What to work on »
a. Which password management programs does the WordPress security text name?
b. Pick up the WordPress security text after its last sentence and carry it on.

Page extract »
[Start of section]

The newer versions of WordPress can be updated through the dashboard using the options found in the ‘Updates’ section. Remember that any themes and plugins also need updating, however the dashboard will also show any pending updates to these as well. See the Updating WordPress Guide for more info.

 

3) Use STRONG Passwords

Many potential vulnerabilities can be avoided with a good password. This is true for any service accessed online, be it web sites, email or social media websites (e.g. Facebook).

Remember that hackers don’t sit at their keyboard typing different passwords – they use special hacking scripts to ‘brute force’ sites by sending thousands or requests, which will undoubtedly contain all the common and weak passwords.

Things to avoid when choosing a password:

  • Any permutation of your own real name, username, company name or name of your website.
  • A word from a dictionary, in any language.
  • A short password.
  • Any numeric-only or alphabetic-only password.
  • All lowercase passwords.

Examples of bad passwords:

  • password
  • Pa55w0rd
  • 123456
  • Letmein!
  • hello
  • Liverpool1

(Yes, we see sites still using these password types).

Examples of good passwords:

  • Vfjhd98”Endif4gtr
  • Wniref7£$Dmdf98
  • JFR%TFj%^FG&fgh

It is often said that the only secure password is the one you can’t remember.

The only problem with the good passwords (and the quote above) is you’d need a photographic memory to remember them. A solution would be to write the passwords down, but keeping a written record makes the passwords vulnerable.

There are also password management programs like Keepass or Lastpass

These store your password and only require you to remember one master password.

One other  practice (which is gaining in popularity) is to use password phrases for your logins: Select something unique or specific only to you. If you have a blue Ford Fiesta built in 2009 you could use Ford2009BlueFiesta.  Including the full stop increase the complexity.

WordPress also allows spaces in its password so even Ford 2009 Blue Fiesta is usable.

I have a red d@g and g@ld cat.

The sky was beautiful, the lake was blue and clear.

These types of passwords are extremely hard to guess or for automated brute force scripts to crack, but they are far easier to remember.

There are some caveats to using pass phrases (for example, don’t use lines from famous films or song lyrics). Adding unexpected characters, a full stop, hyphen or exclamation mark will also make the password harder to crack.

[End of section]

Input data »
[Start of section]

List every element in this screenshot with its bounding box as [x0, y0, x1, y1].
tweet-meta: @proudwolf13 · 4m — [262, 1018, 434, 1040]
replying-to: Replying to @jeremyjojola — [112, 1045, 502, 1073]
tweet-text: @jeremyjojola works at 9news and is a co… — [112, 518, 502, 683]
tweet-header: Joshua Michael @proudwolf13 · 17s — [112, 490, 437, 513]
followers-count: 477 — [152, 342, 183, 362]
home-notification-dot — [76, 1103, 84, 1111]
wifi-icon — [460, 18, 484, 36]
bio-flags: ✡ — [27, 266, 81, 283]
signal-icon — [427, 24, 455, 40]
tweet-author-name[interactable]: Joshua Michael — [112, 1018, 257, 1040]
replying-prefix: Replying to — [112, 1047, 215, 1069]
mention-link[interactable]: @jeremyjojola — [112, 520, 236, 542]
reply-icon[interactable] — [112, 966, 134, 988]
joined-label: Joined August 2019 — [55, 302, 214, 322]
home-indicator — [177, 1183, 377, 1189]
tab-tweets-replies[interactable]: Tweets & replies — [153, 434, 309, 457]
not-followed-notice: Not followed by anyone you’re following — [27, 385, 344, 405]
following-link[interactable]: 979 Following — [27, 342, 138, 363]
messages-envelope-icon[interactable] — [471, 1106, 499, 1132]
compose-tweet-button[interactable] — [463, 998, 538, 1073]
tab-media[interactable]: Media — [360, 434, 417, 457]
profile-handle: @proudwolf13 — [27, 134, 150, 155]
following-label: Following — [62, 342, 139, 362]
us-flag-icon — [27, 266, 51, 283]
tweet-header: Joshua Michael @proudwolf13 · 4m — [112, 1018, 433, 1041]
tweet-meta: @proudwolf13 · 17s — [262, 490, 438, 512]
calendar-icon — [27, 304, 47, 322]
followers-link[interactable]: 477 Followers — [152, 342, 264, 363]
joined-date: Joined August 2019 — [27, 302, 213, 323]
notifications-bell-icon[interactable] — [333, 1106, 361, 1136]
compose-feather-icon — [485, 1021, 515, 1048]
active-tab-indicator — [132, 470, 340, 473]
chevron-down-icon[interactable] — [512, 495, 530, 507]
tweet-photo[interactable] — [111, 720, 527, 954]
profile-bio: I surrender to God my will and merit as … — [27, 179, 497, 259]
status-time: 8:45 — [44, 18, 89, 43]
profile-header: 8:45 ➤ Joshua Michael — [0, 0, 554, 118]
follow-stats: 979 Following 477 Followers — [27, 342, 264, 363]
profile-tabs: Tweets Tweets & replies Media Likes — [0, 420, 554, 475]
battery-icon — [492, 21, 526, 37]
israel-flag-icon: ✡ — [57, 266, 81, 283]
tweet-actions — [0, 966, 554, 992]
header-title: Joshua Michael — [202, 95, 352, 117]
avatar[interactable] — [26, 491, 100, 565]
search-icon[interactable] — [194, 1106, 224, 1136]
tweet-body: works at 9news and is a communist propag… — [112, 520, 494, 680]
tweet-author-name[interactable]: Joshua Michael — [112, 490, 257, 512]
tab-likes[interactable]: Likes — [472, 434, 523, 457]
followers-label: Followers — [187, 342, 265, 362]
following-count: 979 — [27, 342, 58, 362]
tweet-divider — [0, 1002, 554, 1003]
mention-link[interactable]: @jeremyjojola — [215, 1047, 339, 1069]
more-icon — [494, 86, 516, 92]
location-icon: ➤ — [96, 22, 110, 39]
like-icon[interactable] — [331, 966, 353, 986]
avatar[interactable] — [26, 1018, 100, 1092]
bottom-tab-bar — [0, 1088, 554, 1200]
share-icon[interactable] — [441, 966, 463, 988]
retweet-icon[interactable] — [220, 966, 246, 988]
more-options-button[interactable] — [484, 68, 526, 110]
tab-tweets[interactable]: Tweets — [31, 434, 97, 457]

[End of section]

Answers »
a. Keepass and Lastpass.

b.
Adding two step authentication would also make a passphrase more secure.

 

4) Change WordPress’ Initial User

The username for the account is also another step in the account security.

By default new WordPress installs want to use admin as the first user. As this is common knowledge, brute force scripts will often default to using admin for the username. By simply altering the username you increase security significantly. Just as with passwords don’t use your own real name, company name or name of your website.

If you already have a poor username you can delete it. Simply login, create a new user (make sure the user is set as an administrator), login as the new user and remove that old user account.

If you like to edit WordPress while in a public environment (for example, an internet café) create a new user with limited access. The editor user type is perfect for this.

5) Avoid Themes and Plugins from Unknown Sources

Be very careful downloading themes and plugins from unknown sources. WordPress keeps an online plugin and theme directory which we recommend you use to find new content.

Plugins: https://wordpress.org/plugins/

Themes: https://wordpress.org/themes/

6) Backup WordPress

When making any changes to WordPress, we recommend making a backup first. This means that if you do make a mistake or the worse happens, your site can be restored.

A phrase we use within Daily, is: “If your site data is important, you will make a backup. If you don’t keep backups, your data isn’t important”. We keep overall platform backups of entire platforms for the event of a Disaster Recovery situation, but this is not intended for individual sites or email.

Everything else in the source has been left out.